-- Exercise input start --
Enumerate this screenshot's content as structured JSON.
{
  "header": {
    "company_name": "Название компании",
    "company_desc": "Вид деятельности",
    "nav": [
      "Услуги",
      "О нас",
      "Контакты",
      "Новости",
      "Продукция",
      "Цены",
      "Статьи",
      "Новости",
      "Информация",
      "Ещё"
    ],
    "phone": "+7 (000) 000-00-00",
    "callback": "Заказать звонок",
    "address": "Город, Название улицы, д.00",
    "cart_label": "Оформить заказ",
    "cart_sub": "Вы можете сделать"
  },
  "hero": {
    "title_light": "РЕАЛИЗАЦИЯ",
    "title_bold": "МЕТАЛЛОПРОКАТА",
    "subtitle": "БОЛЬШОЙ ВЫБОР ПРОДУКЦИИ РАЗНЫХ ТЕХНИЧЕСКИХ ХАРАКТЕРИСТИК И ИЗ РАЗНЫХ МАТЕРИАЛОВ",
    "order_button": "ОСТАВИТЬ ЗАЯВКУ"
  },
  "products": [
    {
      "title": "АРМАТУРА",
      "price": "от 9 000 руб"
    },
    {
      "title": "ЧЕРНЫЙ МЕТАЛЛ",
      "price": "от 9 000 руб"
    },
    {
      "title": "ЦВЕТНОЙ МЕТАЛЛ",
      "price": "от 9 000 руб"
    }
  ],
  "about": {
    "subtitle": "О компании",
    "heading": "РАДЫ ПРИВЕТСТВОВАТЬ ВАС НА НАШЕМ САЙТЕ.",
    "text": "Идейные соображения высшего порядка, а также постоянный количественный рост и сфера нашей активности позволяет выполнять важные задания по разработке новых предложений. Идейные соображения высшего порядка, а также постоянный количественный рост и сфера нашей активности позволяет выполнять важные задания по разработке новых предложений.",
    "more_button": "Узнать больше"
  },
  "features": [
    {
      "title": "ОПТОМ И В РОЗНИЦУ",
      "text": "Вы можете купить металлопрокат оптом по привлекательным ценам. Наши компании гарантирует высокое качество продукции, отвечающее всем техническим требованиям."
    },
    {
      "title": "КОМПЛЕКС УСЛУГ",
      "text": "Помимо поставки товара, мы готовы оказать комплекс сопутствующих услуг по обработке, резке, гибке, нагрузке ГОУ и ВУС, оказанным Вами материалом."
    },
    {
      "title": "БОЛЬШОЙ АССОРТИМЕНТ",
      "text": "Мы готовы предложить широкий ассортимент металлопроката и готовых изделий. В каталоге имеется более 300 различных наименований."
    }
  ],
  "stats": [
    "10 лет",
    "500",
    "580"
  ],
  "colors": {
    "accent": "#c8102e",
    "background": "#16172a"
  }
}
-- Exercise input end --
-- Exercise input start --
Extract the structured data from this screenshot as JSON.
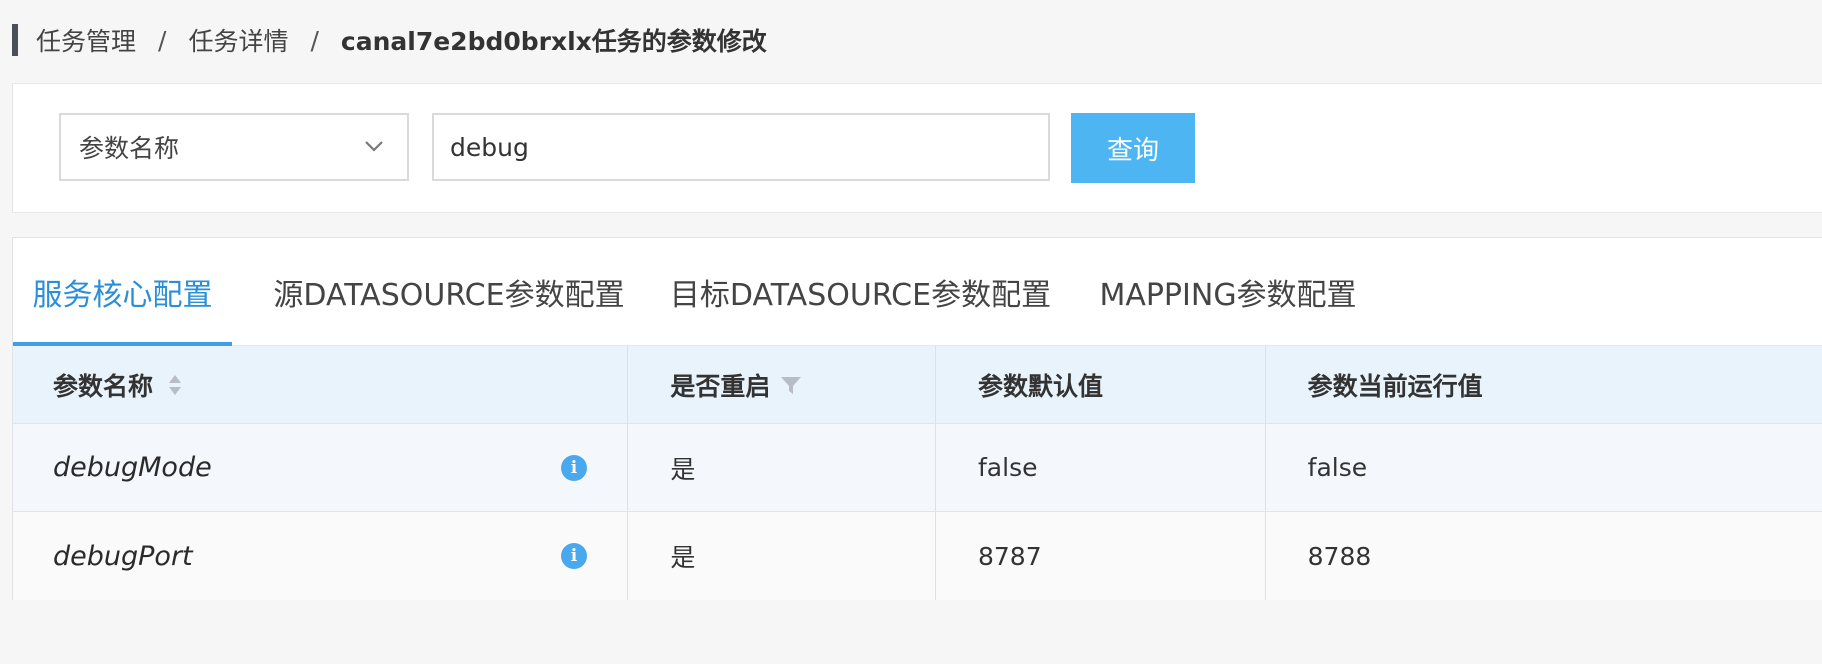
-- Exercise input end --
-- Exercise input start --
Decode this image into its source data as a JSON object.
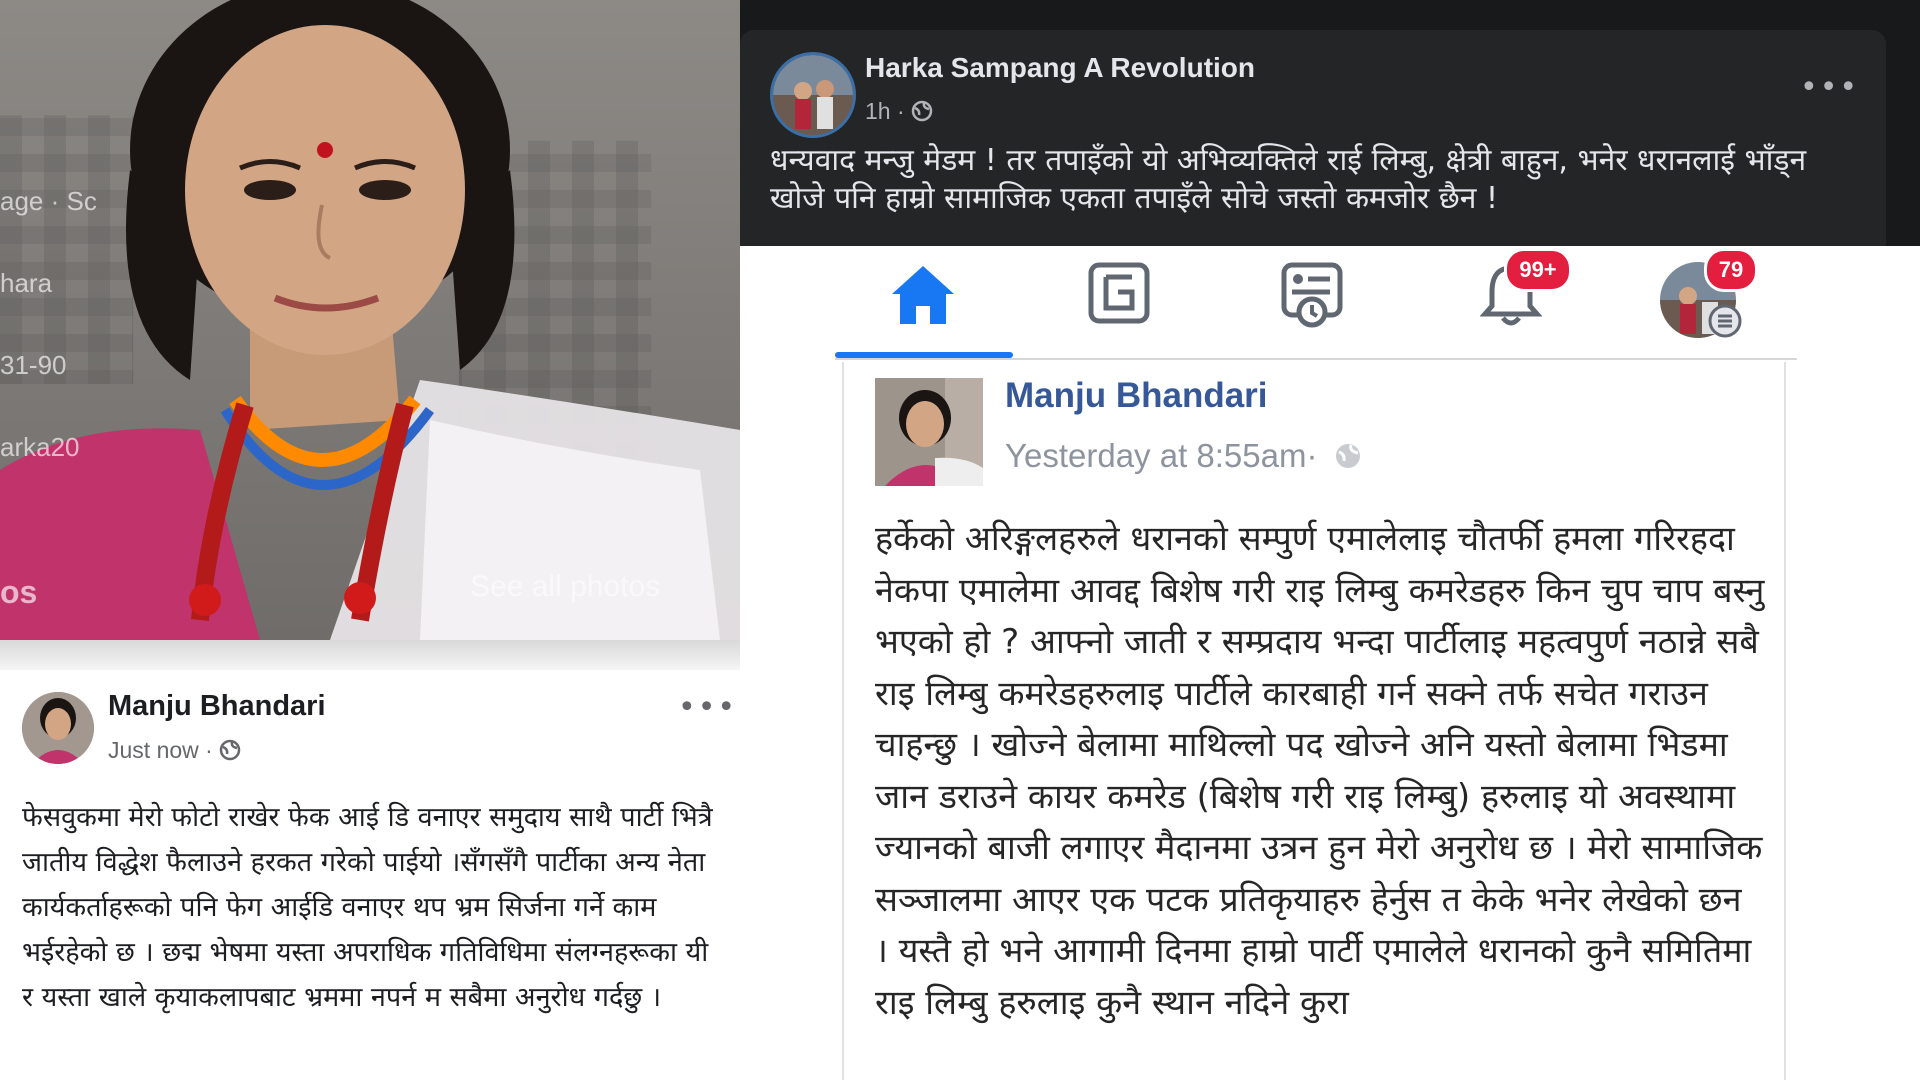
-- Exercise input end --
[Task goal] Every line of the listing that holds "data" should be found and copied.

[Result]
Extract the structured data from this screenshot as JSON.
Decode this image into its source data as a JSON object.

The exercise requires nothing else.